_DATA TO PROCESS_
— start —

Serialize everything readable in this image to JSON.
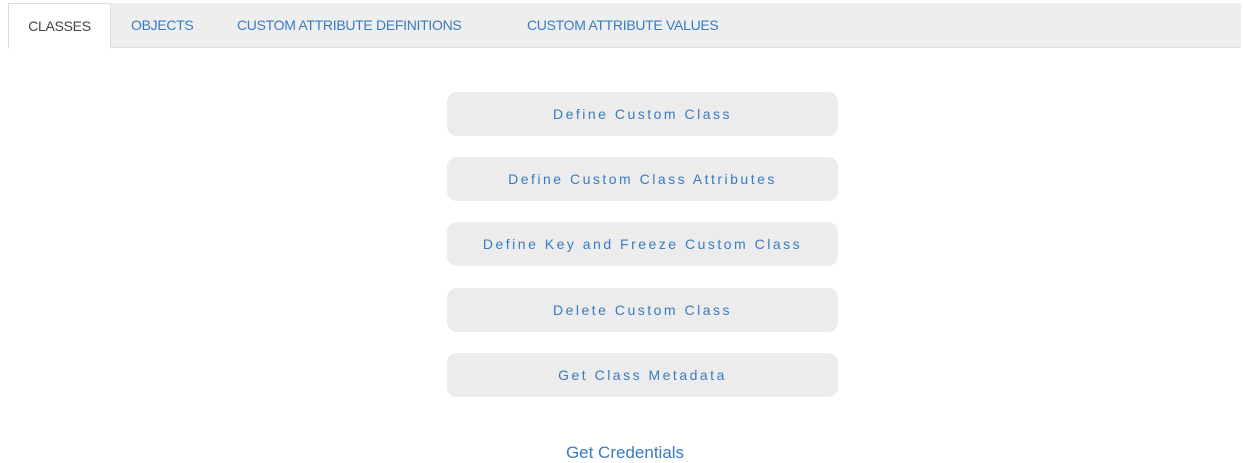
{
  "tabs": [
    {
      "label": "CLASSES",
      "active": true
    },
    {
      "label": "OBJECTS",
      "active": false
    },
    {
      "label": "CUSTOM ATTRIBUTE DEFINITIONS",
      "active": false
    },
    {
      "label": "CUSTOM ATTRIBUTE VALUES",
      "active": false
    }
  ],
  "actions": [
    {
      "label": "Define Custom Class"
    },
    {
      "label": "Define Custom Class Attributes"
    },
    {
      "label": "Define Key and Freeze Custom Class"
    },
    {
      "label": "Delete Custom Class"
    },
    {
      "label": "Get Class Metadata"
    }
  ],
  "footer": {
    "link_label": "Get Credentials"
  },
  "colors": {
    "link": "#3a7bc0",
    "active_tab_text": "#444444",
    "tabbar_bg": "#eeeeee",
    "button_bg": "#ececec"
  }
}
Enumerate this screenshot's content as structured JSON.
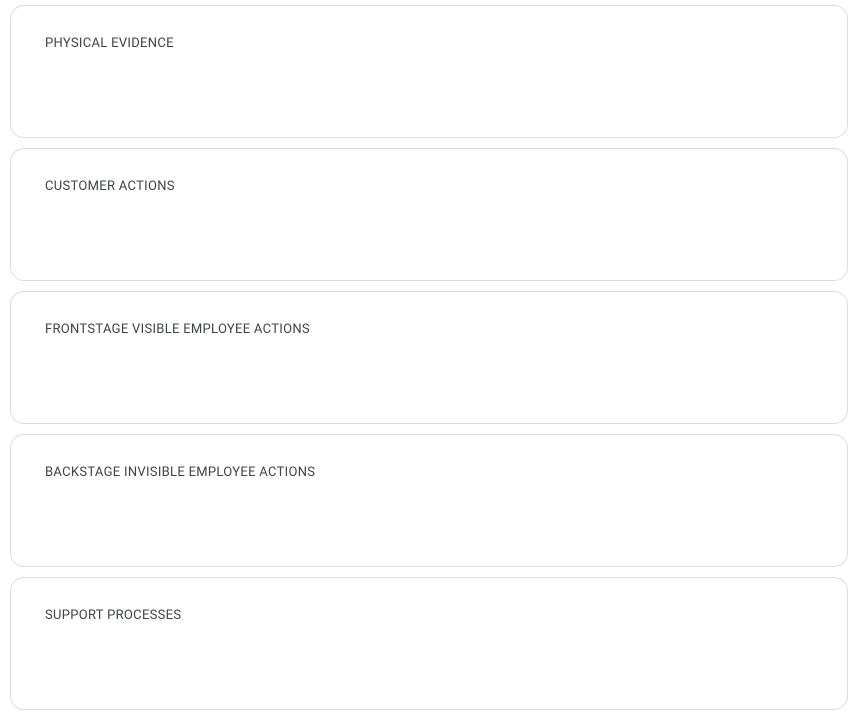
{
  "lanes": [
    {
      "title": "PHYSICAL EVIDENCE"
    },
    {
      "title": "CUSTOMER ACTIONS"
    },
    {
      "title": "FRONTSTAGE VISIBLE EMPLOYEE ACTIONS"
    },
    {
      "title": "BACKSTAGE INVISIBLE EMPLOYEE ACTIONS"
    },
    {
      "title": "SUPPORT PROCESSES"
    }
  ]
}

— end —

_GIVEN INSTRUCTION_
How many lines in the records above contain the word "EMPLOYEE"? Reply with the number alone.

_TASK OUTPUT_
2